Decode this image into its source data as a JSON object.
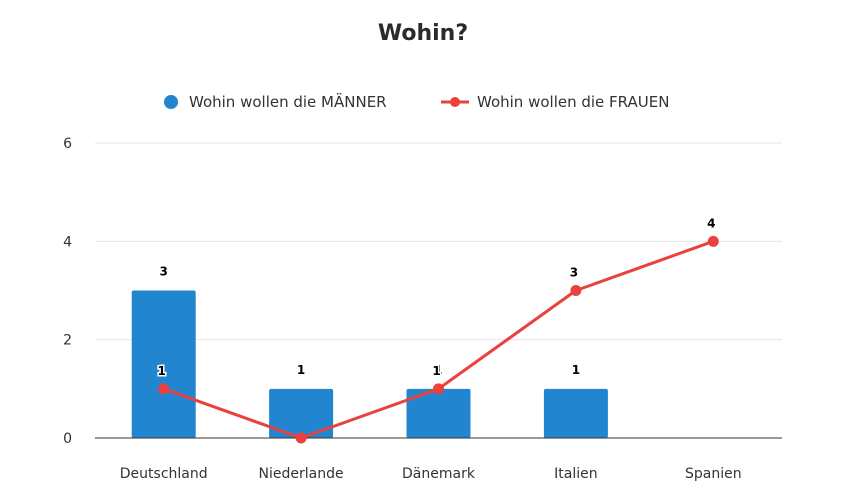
{
  "chart_data": {
    "type": "bar",
    "title": "Wohin?",
    "categories": [
      "Deutschland",
      "Niederlande",
      "Dänemark",
      "Italien",
      "Spanien"
    ],
    "series": [
      {
        "name": "Wohin wollen die MÄNNER",
        "type": "bar",
        "color": "#2185d0",
        "values": [
          3,
          1,
          1,
          1,
          0
        ]
      },
      {
        "name": "Wohin wollen die FRAUEN",
        "type": "line",
        "color": "#e8413e",
        "values": [
          1,
          0,
          1,
          3,
          4
        ]
      }
    ],
    "ylim": [
      0,
      6
    ],
    "yticks": [
      "0",
      "2",
      "4",
      "6"
    ],
    "grid": true,
    "legend": "top",
    "data_labels": {
      "bar": [
        "3",
        "1",
        "1",
        "1",
        ""
      ],
      "line": [
        "1",
        "",
        "1",
        "3",
        "4"
      ]
    }
  }
}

------------------------------

Repeat all the data as it stands, dropping any images it holds.

Decode this image into its source data as a JSON object.
{
  "chart_data": {
    "type": "bar",
    "title": "Wohin?",
    "categories": [
      "Deutschland",
      "Niederlande",
      "Dänemark",
      "Italien",
      "Spanien"
    ],
    "series": [
      {
        "name": "Wohin wollen die MÄNNER",
        "type": "bar",
        "color": "#2185d0",
        "values": [
          3,
          1,
          1,
          1,
          0
        ]
      },
      {
        "name": "Wohin wollen die FRAUEN",
        "type": "line",
        "color": "#e8413e",
        "values": [
          1,
          0,
          1,
          3,
          4
        ]
      }
    ],
    "ylim": [
      0,
      6
    ],
    "yticks": [
      "0",
      "2",
      "4",
      "6"
    ],
    "grid": true,
    "legend": "top",
    "data_labels": {
      "bar": [
        "3",
        "1",
        "1",
        "1",
        ""
      ],
      "line": [
        "1",
        "",
        "1",
        "3",
        "4"
      ]
    }
  }
}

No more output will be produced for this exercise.